(Source data)
================================

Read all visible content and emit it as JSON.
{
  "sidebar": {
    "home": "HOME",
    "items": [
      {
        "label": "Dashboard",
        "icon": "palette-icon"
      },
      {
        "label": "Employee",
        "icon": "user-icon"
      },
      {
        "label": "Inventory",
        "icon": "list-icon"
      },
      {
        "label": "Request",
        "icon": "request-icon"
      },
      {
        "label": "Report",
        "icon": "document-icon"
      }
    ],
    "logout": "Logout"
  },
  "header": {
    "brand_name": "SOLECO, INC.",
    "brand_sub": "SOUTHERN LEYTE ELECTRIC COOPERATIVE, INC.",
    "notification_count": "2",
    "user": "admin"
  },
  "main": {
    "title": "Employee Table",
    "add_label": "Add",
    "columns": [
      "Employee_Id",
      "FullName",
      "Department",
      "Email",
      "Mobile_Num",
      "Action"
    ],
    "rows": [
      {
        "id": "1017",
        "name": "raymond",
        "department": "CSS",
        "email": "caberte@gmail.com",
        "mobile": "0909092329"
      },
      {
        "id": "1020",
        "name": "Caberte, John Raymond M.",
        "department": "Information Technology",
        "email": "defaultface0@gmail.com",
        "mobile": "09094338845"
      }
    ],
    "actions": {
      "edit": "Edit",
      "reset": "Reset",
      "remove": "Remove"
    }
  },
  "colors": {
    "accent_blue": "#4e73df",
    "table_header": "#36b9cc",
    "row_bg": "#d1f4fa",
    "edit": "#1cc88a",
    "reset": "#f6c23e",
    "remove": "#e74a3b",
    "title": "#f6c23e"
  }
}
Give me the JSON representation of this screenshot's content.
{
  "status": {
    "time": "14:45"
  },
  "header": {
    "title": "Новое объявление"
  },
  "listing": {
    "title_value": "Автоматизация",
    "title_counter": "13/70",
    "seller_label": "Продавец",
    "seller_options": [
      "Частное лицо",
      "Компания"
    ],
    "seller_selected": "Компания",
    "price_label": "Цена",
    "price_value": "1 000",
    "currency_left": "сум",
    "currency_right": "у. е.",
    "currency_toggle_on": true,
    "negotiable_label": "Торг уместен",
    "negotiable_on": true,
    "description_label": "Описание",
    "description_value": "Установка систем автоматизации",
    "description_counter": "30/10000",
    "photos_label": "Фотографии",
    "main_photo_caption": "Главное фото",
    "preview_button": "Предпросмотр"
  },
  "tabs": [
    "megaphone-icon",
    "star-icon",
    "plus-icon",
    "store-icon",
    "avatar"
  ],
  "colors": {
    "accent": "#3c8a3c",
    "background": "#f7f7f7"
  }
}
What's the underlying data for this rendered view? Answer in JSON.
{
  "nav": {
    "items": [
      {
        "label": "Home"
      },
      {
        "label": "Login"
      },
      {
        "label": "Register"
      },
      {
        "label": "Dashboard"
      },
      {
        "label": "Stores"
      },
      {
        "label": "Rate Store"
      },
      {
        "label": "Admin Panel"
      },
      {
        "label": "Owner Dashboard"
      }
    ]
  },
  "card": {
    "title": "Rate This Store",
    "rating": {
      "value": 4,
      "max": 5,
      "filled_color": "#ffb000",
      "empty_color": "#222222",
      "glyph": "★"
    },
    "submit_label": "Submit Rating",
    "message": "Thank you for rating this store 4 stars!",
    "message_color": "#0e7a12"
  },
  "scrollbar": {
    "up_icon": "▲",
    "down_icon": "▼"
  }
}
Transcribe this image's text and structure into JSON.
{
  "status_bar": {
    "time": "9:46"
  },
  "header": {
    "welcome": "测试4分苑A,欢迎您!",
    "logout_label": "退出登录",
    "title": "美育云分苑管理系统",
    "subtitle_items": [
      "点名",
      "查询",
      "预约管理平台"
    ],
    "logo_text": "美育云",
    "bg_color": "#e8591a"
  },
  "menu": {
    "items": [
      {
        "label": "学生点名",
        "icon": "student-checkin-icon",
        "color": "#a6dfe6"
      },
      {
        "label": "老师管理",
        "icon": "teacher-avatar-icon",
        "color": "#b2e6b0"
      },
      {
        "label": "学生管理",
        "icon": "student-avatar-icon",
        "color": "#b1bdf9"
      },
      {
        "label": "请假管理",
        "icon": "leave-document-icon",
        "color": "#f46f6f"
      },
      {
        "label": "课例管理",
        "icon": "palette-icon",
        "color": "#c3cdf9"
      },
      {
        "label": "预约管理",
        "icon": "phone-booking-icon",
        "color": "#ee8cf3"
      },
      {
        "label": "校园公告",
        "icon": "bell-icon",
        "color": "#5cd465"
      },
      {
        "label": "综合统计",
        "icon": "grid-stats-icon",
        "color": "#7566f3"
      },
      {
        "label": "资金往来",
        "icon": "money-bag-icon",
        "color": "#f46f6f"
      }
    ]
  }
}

================================

[STATED TASK]
Give an exact copy of all the data shown above.

[WORKED ANSWER]
Read all visible content and emit it as JSON.
{
  "sidebar": {
    "home": "HOME",
    "items": [
      {
        "label": "Dashboard",
        "icon": "palette-icon"
      },
      {
        "label": "Employee",
        "icon": "user-icon"
      },
      {
        "label": "Inventory",
        "icon": "list-icon"
      },
      {
        "label": "Request",
        "icon": "request-icon"
      },
      {
        "label": "Report",
        "icon": "document-icon"
      }
    ],
    "logout": "Logout"
  },
  "header": {
    "brand_name": "SOLECO, INC.",
    "brand_sub": "SOUTHERN LEYTE ELECTRIC COOPERATIVE, INC.",
    "notification_count": "2",
    "user": "admin"
  },
  "main": {
    "title": "Employee Table",
    "add_label": "Add",
    "columns": [
      "Employee_Id",
      "FullName",
      "Department",
      "Email",
      "Mobile_Num",
      "Action"
    ],
    "rows": [
      {
        "id": "1017",
        "name": "raymond",
        "department": "CSS",
        "email": "caberte@gmail.com",
        "mobile": "0909092329"
      },
      {
        "id": "1020",
        "name": "Caberte, John Raymond M.",
        "department": "Information Technology",
        "email": "defaultface0@gmail.com",
        "mobile": "09094338845"
      }
    ],
    "actions": {
      "edit": "Edit",
      "reset": "Reset",
      "remove": "Remove"
    }
  },
  "colors": {
    "accent_blue": "#4e73df",
    "table_header": "#36b9cc",
    "row_bg": "#d1f4fa",
    "edit": "#1cc88a",
    "reset": "#f6c23e",
    "remove": "#e74a3b",
    "title": "#f6c23e"
  }
}
Give me the JSON representation of this screenshot's content.
{
  "status": {
    "time": "14:45"
  },
  "header": {
    "title": "Новое объявление"
  },
  "listing": {
    "title_value": "Автоматизация",
    "title_counter": "13/70",
    "seller_label": "Продавец",
    "seller_options": [
      "Частное лицо",
      "Компания"
    ],
    "seller_selected": "Компания",
    "price_label": "Цена",
    "price_value": "1 000",
    "currency_left": "сум",
    "currency_right": "у. е.",
    "currency_toggle_on": true,
    "negotiable_label": "Торг уместен",
    "negotiable_on": true,
    "description_label": "Описание",
    "description_value": "Установка систем автоматизации",
    "description_counter": "30/10000",
    "photos_label": "Фотографии",
    "main_photo_caption": "Главное фото",
    "preview_button": "Предпросмотр"
  },
  "tabs": [
    "megaphone-icon",
    "star-icon",
    "plus-icon",
    "store-icon",
    "avatar"
  ],
  "colors": {
    "accent": "#3c8a3c",
    "background": "#f7f7f7"
  }
}
What's the underlying data for this rendered view? Answer in JSON.
{
  "nav": {
    "items": [
      {
        "label": "Home"
      },
      {
        "label": "Login"
      },
      {
        "label": "Register"
      },
      {
        "label": "Dashboard"
      },
      {
        "label": "Stores"
      },
      {
        "label": "Rate Store"
      },
      {
        "label": "Admin Panel"
      },
      {
        "label": "Owner Dashboard"
      }
    ]
  },
  "card": {
    "title": "Rate This Store",
    "rating": {
      "value": 4,
      "max": 5,
      "filled_color": "#ffb000",
      "empty_color": "#222222",
      "glyph": "★"
    },
    "submit_label": "Submit Rating",
    "message": "Thank you for rating this store 4 stars!",
    "message_color": "#0e7a12"
  },
  "scrollbar": {
    "up_icon": "▲",
    "down_icon": "▼"
  }
}
Transcribe this image's text and structure into JSON.
{
  "status_bar": {
    "time": "9:46"
  },
  "header": {
    "welcome": "测试4分苑A,欢迎您!",
    "logout_label": "退出登录",
    "title": "美育云分苑管理系统",
    "subtitle_items": [
      "点名",
      "查询",
      "预约管理平台"
    ],
    "logo_text": "美育云",
    "bg_color": "#e8591a"
  },
  "menu": {
    "items": [
      {
        "label": "学生点名",
        "icon": "student-checkin-icon",
        "color": "#a6dfe6"
      },
      {
        "label": "老师管理",
        "icon": "teacher-avatar-icon",
        "color": "#b2e6b0"
      },
      {
        "label": "学生管理",
        "icon": "student-avatar-icon",
        "color": "#b1bdf9"
      },
      {
        "label": "请假管理",
        "icon": "leave-document-icon",
        "color": "#f46f6f"
      },
      {
        "label": "课例管理",
        "icon": "palette-icon",
        "color": "#c3cdf9"
      },
      {
        "label": "预约管理",
        "icon": "phone-booking-icon",
        "color": "#ee8cf3"
      },
      {
        "label": "校园公告",
        "icon": "bell-icon",
        "color": "#5cd465"
      },
      {
        "label": "综合统计",
        "icon": "grid-stats-icon",
        "color": "#7566f3"
      },
      {
        "label": "资金往来",
        "icon": "money-bag-icon",
        "color": "#f46f6f"
      }
    ]
  }
}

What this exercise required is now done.